Task:
Return the number of lines that contain the word "indicator", and return nothing else.

Records for processing:
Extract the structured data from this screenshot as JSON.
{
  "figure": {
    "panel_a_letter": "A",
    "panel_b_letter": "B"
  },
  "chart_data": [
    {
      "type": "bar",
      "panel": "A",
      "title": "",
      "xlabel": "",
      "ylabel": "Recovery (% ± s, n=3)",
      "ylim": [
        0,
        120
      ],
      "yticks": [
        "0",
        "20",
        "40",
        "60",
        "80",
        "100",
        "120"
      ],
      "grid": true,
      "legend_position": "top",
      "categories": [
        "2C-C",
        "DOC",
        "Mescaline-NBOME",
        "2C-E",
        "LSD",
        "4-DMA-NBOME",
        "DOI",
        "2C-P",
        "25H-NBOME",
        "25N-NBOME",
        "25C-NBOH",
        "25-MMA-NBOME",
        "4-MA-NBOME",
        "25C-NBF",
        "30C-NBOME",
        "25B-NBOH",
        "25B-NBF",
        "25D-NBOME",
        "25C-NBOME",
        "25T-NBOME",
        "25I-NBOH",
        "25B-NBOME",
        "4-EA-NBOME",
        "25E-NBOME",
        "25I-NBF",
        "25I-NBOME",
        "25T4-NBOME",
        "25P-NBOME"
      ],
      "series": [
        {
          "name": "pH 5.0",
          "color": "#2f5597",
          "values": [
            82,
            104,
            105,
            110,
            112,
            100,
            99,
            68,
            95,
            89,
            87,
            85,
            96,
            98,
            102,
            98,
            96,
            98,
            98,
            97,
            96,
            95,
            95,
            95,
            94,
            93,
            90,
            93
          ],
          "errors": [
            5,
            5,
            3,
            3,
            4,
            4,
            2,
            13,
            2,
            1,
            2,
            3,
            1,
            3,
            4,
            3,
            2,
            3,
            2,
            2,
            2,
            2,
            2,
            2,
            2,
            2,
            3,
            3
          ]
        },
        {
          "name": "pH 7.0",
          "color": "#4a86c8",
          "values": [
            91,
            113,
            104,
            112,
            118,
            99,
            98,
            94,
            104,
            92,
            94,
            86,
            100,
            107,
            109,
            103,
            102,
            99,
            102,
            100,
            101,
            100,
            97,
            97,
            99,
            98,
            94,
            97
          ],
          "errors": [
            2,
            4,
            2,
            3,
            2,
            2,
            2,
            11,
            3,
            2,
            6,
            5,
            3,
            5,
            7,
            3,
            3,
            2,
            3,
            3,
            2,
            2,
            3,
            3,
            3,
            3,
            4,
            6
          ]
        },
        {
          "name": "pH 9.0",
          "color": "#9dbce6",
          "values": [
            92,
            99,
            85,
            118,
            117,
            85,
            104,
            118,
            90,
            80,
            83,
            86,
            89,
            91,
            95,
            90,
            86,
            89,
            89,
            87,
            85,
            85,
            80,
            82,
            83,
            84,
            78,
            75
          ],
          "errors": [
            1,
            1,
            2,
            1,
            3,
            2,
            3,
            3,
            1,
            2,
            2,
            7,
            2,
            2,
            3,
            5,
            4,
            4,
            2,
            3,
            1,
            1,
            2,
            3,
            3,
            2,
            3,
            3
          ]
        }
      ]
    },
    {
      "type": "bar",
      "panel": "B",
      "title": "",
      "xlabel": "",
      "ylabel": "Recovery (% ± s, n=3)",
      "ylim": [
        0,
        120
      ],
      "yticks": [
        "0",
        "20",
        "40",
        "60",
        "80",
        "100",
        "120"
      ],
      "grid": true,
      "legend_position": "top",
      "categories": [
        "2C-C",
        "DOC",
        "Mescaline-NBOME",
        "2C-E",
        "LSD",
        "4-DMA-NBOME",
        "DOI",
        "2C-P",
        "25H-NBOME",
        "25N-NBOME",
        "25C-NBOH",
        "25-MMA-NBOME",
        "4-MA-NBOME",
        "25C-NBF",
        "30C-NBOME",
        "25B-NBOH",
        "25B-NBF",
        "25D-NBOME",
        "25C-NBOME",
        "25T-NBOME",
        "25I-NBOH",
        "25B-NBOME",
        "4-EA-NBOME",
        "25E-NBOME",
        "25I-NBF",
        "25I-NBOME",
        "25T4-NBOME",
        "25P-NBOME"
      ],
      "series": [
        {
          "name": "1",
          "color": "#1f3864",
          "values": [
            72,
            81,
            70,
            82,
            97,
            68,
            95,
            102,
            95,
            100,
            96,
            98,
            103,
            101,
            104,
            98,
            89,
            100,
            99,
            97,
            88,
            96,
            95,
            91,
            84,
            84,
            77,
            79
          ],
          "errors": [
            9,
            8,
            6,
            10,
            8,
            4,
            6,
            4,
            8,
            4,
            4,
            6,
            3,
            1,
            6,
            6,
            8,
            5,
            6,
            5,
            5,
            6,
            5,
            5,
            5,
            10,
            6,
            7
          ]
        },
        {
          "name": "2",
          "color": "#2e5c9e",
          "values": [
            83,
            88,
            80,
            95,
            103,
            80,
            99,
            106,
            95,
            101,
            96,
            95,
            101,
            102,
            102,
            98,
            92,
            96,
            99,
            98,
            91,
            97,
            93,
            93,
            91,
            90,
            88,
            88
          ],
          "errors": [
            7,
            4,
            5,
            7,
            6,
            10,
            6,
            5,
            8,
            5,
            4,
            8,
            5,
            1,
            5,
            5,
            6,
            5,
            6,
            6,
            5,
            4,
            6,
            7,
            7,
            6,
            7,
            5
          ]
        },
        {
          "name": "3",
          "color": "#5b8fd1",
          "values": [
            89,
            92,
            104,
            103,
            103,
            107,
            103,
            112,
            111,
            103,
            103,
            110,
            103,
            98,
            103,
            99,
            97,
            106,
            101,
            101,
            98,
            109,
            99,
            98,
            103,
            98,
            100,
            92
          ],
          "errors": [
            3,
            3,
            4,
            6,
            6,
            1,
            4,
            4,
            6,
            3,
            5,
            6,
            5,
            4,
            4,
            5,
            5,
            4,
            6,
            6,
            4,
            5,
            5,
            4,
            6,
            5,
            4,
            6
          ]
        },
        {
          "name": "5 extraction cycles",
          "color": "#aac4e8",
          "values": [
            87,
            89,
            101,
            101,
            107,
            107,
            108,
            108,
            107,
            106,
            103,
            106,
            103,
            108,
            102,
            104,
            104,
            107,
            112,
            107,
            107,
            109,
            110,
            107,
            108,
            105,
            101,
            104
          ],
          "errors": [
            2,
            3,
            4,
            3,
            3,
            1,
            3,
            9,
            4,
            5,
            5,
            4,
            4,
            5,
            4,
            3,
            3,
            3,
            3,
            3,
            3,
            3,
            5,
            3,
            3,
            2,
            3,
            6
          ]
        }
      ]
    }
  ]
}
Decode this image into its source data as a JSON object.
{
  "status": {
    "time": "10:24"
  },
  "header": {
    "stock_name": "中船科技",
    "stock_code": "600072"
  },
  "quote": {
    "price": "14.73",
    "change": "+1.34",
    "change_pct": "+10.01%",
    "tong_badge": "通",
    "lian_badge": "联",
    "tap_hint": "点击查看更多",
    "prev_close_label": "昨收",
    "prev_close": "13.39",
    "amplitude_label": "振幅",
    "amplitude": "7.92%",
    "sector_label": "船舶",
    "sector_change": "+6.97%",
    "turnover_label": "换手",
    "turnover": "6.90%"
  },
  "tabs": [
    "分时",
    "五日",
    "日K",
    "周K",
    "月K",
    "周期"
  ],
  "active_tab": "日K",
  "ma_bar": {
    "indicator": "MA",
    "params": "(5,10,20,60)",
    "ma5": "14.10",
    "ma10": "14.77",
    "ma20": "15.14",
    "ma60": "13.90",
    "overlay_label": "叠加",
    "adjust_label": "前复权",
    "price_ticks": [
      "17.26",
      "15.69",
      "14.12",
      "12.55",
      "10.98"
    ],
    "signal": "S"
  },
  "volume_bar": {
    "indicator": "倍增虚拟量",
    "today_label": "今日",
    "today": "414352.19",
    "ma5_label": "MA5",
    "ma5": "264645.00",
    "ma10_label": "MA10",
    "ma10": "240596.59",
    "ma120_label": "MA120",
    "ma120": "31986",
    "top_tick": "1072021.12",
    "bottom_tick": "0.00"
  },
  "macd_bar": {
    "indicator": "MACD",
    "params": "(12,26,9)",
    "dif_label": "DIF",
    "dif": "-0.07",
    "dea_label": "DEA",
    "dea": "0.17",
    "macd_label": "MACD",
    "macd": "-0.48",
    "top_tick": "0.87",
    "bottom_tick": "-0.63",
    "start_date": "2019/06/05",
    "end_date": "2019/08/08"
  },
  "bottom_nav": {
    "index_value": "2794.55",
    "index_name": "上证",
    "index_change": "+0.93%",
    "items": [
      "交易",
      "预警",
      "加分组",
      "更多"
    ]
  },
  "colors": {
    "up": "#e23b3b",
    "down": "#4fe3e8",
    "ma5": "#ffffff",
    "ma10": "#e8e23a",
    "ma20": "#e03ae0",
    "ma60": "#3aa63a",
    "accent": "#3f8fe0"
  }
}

Written solution:
3